EXERCISE AIM =
The listing below should be printed exactly, every line of it. Skip the pictures.

MATERIALS PROVIDED =
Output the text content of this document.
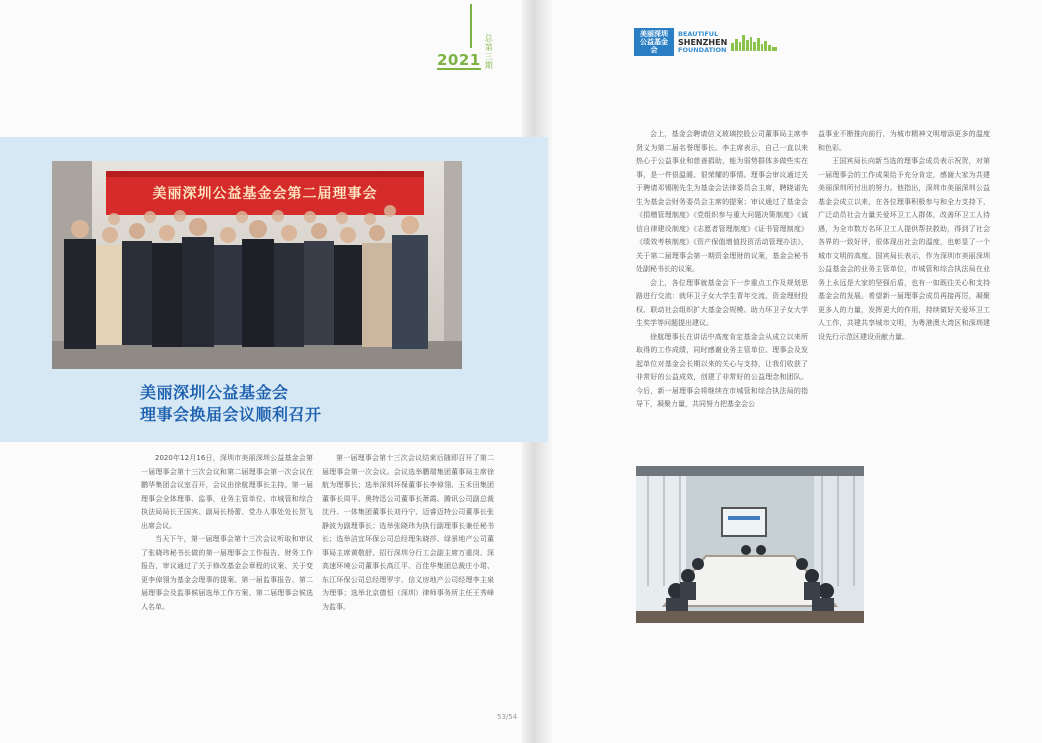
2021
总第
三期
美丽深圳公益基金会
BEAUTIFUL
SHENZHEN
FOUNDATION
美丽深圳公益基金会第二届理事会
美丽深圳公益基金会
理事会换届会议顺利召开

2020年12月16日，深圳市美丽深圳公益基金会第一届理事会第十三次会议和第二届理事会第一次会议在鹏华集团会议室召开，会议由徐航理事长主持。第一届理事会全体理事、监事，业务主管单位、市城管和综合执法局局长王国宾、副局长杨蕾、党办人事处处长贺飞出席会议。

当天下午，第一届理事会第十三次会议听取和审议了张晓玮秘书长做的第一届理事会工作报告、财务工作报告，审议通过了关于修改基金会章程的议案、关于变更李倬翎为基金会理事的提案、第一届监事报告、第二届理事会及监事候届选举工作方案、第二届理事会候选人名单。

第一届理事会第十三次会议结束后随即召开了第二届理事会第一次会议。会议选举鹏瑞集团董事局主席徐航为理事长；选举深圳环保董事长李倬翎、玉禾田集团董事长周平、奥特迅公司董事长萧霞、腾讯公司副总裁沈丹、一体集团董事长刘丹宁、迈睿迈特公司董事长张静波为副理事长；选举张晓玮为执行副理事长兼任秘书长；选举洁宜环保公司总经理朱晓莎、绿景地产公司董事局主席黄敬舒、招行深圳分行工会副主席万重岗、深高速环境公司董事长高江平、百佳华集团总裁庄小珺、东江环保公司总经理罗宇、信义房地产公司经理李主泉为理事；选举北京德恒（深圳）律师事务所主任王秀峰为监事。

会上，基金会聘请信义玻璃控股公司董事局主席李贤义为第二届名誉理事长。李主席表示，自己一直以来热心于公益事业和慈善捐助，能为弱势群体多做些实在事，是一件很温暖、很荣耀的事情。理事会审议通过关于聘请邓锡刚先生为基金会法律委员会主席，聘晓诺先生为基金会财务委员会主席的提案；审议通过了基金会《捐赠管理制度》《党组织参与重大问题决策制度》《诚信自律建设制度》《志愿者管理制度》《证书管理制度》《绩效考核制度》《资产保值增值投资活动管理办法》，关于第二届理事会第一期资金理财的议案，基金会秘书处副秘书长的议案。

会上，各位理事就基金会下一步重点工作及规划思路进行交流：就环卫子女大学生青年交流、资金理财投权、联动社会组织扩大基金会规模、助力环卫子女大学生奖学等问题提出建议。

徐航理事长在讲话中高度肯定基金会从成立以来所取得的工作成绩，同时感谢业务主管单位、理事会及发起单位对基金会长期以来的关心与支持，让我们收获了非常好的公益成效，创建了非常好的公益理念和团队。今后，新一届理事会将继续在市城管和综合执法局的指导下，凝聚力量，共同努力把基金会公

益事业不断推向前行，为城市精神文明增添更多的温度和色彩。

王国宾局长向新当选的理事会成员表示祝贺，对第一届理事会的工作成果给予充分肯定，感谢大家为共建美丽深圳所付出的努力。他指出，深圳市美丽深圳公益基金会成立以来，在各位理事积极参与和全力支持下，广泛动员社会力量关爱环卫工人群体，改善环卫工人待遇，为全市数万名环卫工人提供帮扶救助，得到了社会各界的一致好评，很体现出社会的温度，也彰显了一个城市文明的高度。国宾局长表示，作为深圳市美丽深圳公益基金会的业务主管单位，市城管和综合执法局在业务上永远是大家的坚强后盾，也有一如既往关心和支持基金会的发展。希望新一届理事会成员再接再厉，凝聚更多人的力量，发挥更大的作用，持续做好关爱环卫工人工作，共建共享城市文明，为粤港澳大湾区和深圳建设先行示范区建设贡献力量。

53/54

THE OUTPUT =
Output the text content of this document.
2021
总第
三期
美丽深圳公益基金会
BEAUTIFUL
SHENZHEN
FOUNDATION
美丽深圳公益基金会第二届理事会
美丽深圳公益基金会
理事会换届会议顺利召开

2020年12月16日，深圳市美丽深圳公益基金会第一届理事会第十三次会议和第二届理事会第一次会议在鹏华集团会议室召开，会议由徐航理事长主持。第一届理事会全体理事、监事，业务主管单位、市城管和综合执法局局长王国宾、副局长杨蕾、党办人事处处长贺飞出席会议。

当天下午，第一届理事会第十三次会议听取和审议了张晓玮秘书长做的第一届理事会工作报告、财务工作报告，审议通过了关于修改基金会章程的议案、关于变更李倬翎为基金会理事的提案、第一届监事报告、第二届理事会及监事候届选举工作方案、第二届理事会候选人名单。

第一届理事会第十三次会议结束后随即召开了第二届理事会第一次会议。会议选举鹏瑞集团董事局主席徐航为理事长；选举深圳环保董事长李倬翎、玉禾田集团董事长周平、奥特迅公司董事长萧霞、腾讯公司副总裁沈丹、一体集团董事长刘丹宁、迈睿迈特公司董事长张静波为副理事长；选举张晓玮为执行副理事长兼任秘书长；选举洁宜环保公司总经理朱晓莎、绿景地产公司董事局主席黄敬舒、招行深圳分行工会副主席万重岗、深高速环境公司董事长高江平、百佳华集团总裁庄小珺、东江环保公司总经理罗宇、信义房地产公司经理李主泉为理事；选举北京德恒（深圳）律师事务所主任王秀峰为监事。

会上，基金会聘请信义玻璃控股公司董事局主席李贤义为第二届名誉理事长。李主席表示，自己一直以来热心于公益事业和慈善捐助，能为弱势群体多做些实在事，是一件很温暖、很荣耀的事情。理事会审议通过关于聘请邓锡刚先生为基金会法律委员会主席，聘晓诺先生为基金会财务委员会主席的提案；审议通过了基金会《捐赠管理制度》《党组织参与重大问题决策制度》《诚信自律建设制度》《志愿者管理制度》《证书管理制度》《绩效考核制度》《资产保值增值投资活动管理办法》，关于第二届理事会第一期资金理财的议案，基金会秘书处副秘书长的议案。

会上，各位理事就基金会下一步重点工作及规划思路进行交流：就环卫子女大学生青年交流、资金理财投权、联动社会组织扩大基金会规模、助力环卫子女大学生奖学等问题提出建议。

徐航理事长在讲话中高度肯定基金会从成立以来所取得的工作成绩，同时感谢业务主管单位、理事会及发起单位对基金会长期以来的关心与支持，让我们收获了非常好的公益成效，创建了非常好的公益理念和团队。今后，新一届理事会将继续在市城管和综合执法局的指导下，凝聚力量，共同努力把基金会公

益事业不断推向前行，为城市精神文明增添更多的温度和色彩。

王国宾局长向新当选的理事会成员表示祝贺，对第一届理事会的工作成果给予充分肯定，感谢大家为共建美丽深圳所付出的努力。他指出，深圳市美丽深圳公益基金会成立以来，在各位理事积极参与和全力支持下，广泛动员社会力量关爱环卫工人群体，改善环卫工人待遇，为全市数万名环卫工人提供帮扶救助，得到了社会各界的一致好评，很体现出社会的温度，也彰显了一个城市文明的高度。国宾局长表示，作为深圳市美丽深圳公益基金会的业务主管单位，市城管和综合执法局在业务上永远是大家的坚强后盾，也有一如既往关心和支持基金会的发展。希望新一届理事会成员再接再厉，凝聚更多人的力量，发挥更大的作用，持续做好关爱环卫工人工作，共建共享城市文明，为粤港澳大湾区和深圳建设先行示范区建设贡献力量。

53/54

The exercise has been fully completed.